**Goal**
Exclude the pictures and reproduce the remaining data exactly as written.

**Excerpted records**
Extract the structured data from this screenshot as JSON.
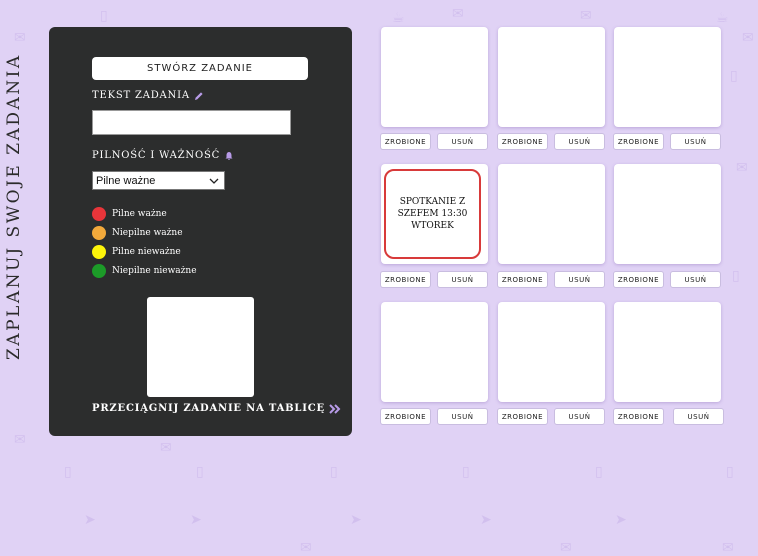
{
  "page": {
    "vertical_title": "ZAPLANUJ SWOJE ZADANIA"
  },
  "panel": {
    "create_button": "STWÓRZ ZADANIE",
    "task_text_label": "TEKST ZADANIA",
    "task_text_value": "",
    "priority_label": "PILNOŚĆ I WAŻNOŚĆ",
    "priority_selected": "Pilne ważne",
    "legend": [
      {
        "label": "Pilne ważne",
        "color": "#e8353a"
      },
      {
        "label": "Niepilne ważne",
        "color": "#f2a93b"
      },
      {
        "label": "Pilne nieważne",
        "color": "#fdf40a"
      },
      {
        "label": "Niepilne nieważne",
        "color": "#1c9b28"
      }
    ],
    "drag_label": "PRZECIĄGNIJ ZADANIE NA TABLICĘ"
  },
  "board": {
    "done_label": "ZROBIONE",
    "delete_label": "USUŃ",
    "cards": [
      {
        "text": ""
      },
      {
        "text": ""
      },
      {
        "text": ""
      },
      {
        "text": "SPOTKANIE Z SZEFEM 13:30 WTOREK",
        "priority_color": "#d83a3a"
      },
      {
        "text": ""
      },
      {
        "text": ""
      },
      {
        "text": ""
      },
      {
        "text": ""
      },
      {
        "text": ""
      }
    ]
  },
  "icons": {
    "pencil": "pencil-icon",
    "bell": "bell-icon",
    "chevron": "chevron-down-icon",
    "double_arrow": "double-chevron-right-icon"
  },
  "colors": {
    "background": "#e0d2f5",
    "panel": "#2c2d2d",
    "accent": "#b89be8"
  }
}
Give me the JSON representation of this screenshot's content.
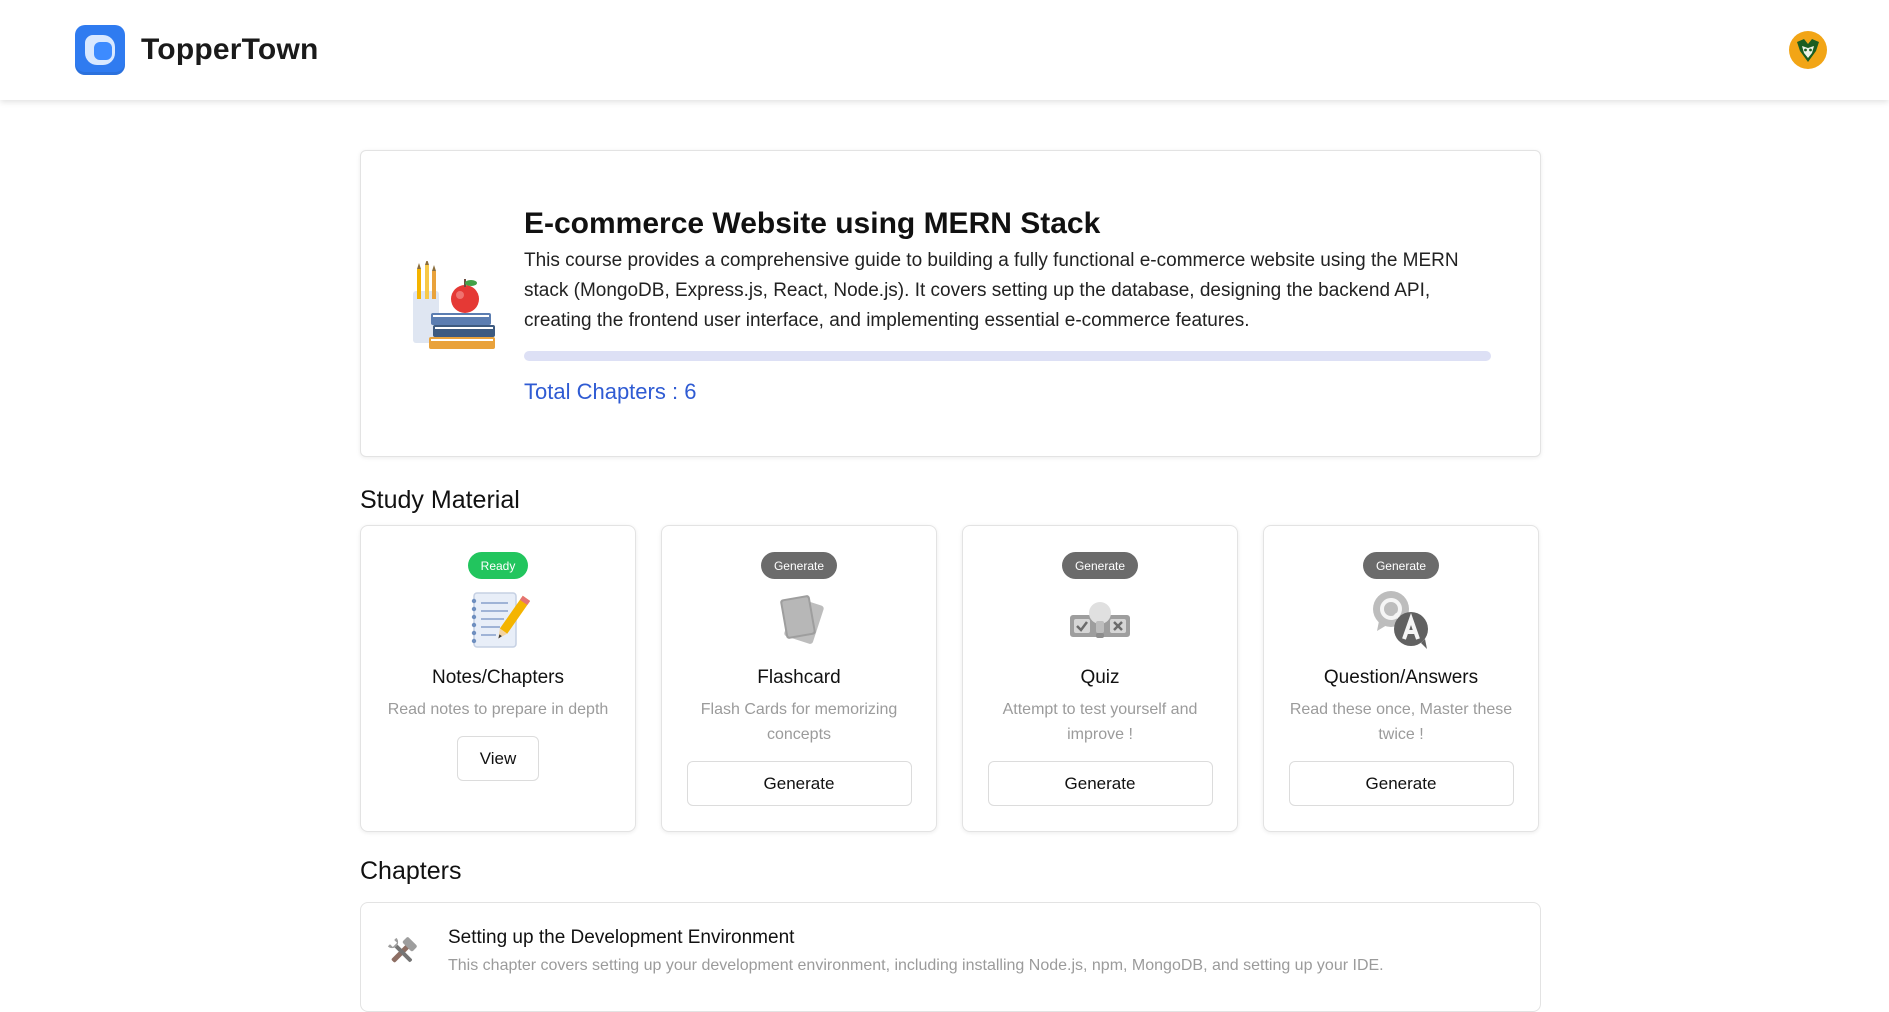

**Problem solution**
Extract the structured data from this screenshot as JSON.
{
  "page": {
    "vertical_title": "ZAPLANUJ SWOJE ZADANIA"
  },
  "panel": {
    "create_button": "STWÓRZ ZADANIE",
    "task_text_label": "TEKST ZADANIA",
    "task_text_value": "",
    "priority_label": "PILNOŚĆ I WAŻNOŚĆ",
    "priority_selected": "Pilne ważne",
    "legend": [
      {
        "label": "Pilne ważne",
        "color": "#e8353a"
      },
      {
        "label": "Niepilne ważne",
        "color": "#f2a93b"
      },
      {
        "label": "Pilne nieważne",
        "color": "#fdf40a"
      },
      {
        "label": "Niepilne nieważne",
        "color": "#1c9b28"
      }
    ],
    "drag_label": "PRZECIĄGNIJ ZADANIE NA TABLICĘ"
  },
  "board": {
    "done_label": "ZROBIONE",
    "delete_label": "USUŃ",
    "cards": [
      {
        "text": ""
      },
      {
        "text": ""
      },
      {
        "text": ""
      },
      {
        "text": "SPOTKANIE Z SZEFEM 13:30 WTOREK",
        "priority_color": "#d83a3a"
      },
      {
        "text": ""
      },
      {
        "text": ""
      },
      {
        "text": ""
      },
      {
        "text": ""
      },
      {
        "text": ""
      }
    ]
  },
  "icons": {
    "pencil": "pencil-icon",
    "bell": "bell-icon",
    "chevron": "chevron-down-icon",
    "double_arrow": "double-chevron-right-icon"
  },
  "colors": {
    "background": "#e0d2f5",
    "panel": "#2c2d2d",
    "accent": "#b89be8"
  }
}
Give me the JSON representation of this screenshot's content.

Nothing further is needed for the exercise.